YOUR INSTRUCTIONS:
State the number of lines, and only that number, in which the word "CuCl" appears.

── RECORDS TO PROCESS ──

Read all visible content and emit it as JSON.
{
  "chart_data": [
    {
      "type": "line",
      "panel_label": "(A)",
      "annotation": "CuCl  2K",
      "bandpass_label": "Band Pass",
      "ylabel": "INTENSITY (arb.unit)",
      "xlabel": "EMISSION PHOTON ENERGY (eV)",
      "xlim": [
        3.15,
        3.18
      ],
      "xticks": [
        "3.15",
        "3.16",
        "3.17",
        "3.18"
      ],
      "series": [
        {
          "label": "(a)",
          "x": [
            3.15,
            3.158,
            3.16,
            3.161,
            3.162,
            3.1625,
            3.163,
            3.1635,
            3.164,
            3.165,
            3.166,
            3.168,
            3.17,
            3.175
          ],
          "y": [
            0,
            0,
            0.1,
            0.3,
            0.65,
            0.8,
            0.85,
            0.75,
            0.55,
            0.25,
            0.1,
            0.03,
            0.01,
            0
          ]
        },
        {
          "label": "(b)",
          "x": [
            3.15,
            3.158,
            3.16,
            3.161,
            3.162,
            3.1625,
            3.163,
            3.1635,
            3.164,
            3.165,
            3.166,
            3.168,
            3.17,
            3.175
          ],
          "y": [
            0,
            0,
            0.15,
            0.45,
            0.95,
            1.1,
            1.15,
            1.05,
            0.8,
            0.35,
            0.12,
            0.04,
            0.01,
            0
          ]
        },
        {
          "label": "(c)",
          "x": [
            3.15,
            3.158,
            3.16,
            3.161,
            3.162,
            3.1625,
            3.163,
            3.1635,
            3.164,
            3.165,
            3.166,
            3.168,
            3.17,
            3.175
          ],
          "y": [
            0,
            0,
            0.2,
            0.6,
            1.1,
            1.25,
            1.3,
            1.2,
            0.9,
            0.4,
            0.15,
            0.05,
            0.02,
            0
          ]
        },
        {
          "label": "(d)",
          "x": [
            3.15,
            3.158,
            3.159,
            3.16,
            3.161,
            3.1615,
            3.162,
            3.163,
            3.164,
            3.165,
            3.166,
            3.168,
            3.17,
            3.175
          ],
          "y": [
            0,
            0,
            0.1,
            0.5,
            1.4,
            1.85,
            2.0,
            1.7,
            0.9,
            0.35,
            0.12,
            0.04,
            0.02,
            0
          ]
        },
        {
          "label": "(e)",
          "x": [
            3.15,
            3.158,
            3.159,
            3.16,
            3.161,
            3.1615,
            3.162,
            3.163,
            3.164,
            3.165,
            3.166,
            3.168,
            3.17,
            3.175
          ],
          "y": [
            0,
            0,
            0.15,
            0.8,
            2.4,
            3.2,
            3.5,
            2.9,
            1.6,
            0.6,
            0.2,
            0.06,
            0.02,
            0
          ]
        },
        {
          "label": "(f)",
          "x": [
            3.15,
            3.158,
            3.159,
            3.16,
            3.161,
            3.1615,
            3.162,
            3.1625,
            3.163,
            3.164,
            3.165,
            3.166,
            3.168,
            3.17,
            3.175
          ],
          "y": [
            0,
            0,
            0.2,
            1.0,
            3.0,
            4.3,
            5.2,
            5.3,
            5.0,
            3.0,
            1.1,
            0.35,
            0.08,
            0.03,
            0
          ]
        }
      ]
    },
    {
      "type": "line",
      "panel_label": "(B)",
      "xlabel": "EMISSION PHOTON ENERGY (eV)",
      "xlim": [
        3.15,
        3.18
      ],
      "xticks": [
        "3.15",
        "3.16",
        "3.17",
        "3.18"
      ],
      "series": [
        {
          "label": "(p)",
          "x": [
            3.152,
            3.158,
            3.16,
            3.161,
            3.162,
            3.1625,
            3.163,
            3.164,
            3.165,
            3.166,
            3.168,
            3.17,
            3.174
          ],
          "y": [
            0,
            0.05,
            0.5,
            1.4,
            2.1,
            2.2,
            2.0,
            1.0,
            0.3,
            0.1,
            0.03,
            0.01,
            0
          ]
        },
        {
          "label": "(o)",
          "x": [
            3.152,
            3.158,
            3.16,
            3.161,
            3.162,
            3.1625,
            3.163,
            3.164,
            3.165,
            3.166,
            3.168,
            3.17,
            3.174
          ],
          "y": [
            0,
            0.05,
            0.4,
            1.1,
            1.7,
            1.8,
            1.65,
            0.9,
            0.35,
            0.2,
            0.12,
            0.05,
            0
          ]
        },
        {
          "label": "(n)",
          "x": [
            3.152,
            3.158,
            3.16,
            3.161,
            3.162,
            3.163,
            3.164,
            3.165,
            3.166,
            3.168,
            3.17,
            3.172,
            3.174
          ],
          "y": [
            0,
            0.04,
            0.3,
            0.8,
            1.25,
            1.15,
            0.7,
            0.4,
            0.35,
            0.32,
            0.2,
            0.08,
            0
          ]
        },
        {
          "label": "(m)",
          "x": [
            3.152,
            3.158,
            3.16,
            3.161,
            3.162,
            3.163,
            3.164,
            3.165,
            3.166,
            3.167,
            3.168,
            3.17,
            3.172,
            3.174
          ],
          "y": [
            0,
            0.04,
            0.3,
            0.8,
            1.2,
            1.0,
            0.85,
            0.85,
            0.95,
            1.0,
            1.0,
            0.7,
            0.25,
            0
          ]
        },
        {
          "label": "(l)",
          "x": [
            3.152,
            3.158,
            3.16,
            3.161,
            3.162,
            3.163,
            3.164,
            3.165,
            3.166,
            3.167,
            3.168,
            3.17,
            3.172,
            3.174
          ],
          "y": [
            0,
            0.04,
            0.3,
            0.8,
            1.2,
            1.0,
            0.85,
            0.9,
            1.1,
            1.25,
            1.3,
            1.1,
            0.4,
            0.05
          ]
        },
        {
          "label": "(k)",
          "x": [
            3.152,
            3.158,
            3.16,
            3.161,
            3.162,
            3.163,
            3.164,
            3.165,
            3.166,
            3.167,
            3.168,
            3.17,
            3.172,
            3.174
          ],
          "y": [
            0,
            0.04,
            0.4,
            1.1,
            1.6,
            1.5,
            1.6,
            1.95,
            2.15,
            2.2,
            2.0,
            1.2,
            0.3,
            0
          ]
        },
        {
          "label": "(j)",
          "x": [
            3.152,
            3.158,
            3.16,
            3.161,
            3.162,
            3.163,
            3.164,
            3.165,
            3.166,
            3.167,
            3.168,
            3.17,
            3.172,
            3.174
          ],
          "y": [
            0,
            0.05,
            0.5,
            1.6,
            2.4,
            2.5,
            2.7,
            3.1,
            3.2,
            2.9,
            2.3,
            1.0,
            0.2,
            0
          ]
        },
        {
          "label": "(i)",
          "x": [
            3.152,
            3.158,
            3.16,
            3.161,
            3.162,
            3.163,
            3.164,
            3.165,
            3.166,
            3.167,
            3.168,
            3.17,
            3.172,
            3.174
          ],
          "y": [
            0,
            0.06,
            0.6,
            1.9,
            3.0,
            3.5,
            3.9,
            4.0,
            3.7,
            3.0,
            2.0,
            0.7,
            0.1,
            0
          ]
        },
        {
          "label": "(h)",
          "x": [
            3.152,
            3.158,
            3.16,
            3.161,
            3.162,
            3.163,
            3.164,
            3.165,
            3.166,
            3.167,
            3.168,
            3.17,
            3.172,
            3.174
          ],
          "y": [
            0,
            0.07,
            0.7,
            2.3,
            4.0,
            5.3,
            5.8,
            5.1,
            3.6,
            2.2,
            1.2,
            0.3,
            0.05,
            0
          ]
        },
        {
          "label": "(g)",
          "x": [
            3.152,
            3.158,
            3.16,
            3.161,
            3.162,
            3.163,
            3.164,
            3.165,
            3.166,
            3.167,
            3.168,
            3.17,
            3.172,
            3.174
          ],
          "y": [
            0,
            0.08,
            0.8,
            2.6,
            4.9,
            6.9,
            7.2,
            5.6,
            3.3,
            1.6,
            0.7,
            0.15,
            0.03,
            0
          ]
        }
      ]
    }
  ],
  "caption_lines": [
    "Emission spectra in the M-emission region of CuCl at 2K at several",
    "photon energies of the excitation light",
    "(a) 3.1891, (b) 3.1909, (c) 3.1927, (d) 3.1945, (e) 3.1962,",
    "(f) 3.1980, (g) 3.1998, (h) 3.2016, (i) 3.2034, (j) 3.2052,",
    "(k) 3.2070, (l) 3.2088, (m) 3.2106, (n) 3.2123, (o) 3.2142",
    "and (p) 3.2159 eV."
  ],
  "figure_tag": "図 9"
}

───

SOLUTION:
2